# Written request
Collect all lines containing the word "طاهر" from the data.

# Stored data
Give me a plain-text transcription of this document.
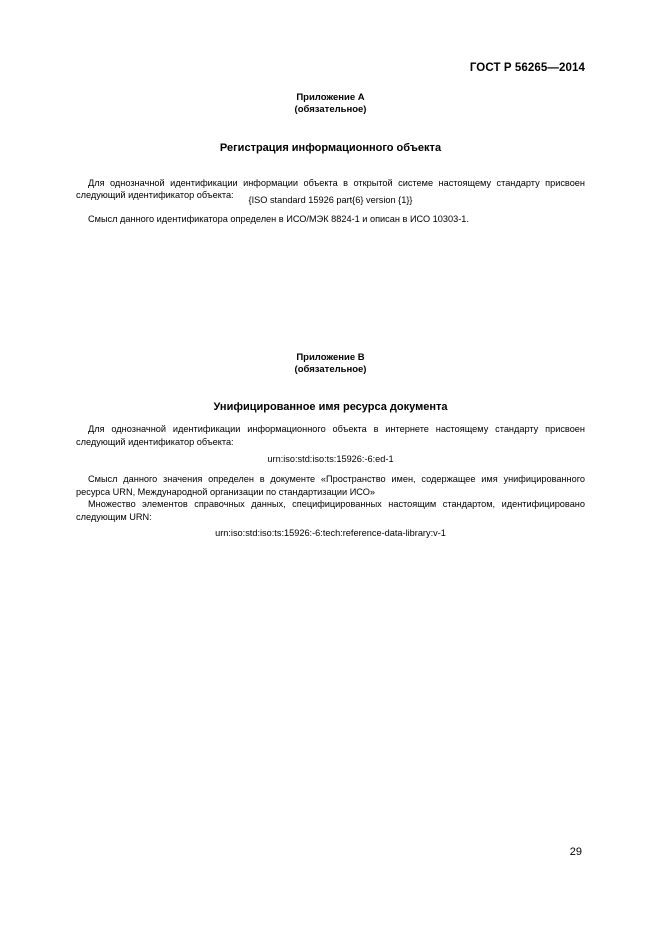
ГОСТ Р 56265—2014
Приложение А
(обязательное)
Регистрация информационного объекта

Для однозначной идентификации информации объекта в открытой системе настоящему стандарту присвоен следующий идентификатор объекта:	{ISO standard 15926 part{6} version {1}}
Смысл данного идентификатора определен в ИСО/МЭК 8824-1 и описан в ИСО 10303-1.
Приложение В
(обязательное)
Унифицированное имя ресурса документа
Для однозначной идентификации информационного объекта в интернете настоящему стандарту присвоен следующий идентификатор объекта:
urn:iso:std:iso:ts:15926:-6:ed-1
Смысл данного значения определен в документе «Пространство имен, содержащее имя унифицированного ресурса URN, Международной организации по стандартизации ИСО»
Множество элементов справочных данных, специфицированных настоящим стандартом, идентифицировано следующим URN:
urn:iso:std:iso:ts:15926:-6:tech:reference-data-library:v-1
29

* * *

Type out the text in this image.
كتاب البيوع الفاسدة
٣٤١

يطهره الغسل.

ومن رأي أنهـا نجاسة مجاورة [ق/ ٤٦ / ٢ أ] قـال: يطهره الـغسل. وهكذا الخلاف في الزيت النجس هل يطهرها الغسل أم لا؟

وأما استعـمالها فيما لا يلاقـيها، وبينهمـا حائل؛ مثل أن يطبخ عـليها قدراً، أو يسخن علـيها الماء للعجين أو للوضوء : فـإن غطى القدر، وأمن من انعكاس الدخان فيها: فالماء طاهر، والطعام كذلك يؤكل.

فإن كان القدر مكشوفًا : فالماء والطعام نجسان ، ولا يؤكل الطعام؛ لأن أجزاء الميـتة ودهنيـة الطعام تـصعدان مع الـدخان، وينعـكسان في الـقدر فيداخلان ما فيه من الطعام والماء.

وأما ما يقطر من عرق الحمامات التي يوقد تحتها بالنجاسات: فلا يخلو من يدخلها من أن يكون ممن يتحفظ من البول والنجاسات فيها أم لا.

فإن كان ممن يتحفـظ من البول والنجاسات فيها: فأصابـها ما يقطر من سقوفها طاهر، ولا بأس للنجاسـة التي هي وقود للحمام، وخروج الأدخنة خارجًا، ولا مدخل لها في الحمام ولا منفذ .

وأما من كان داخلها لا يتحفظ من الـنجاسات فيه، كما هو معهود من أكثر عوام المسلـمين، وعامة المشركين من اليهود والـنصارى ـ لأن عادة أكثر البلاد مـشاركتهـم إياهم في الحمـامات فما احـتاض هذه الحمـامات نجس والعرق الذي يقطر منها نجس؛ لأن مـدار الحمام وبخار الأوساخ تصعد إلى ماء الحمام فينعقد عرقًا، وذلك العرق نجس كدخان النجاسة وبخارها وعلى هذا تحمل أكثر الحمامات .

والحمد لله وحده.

# Finished answer
وأما استعـمالها فيما لا يلاقـيها، وبينهمـا حائل؛ مثل أن يطبخ عـليها قدراً، أو يسخن علـيها الماء للعجين أو للوضوء : فـإن غطى القدر، وأمن من انعكاس الدخان فيها: فالماء طاهر، والطعام كذلك يؤكل.
فإن كان ممن يتحفـظ من البول والنجاسات فيها: فأصابـها ما يقطر من سقوفها طاهر، ولا بأس للنجاسـة التي هي وقود للحمام، وخروج الأدخنة خارجًا، ولا مدخل لها في الحمام ولا منفذ .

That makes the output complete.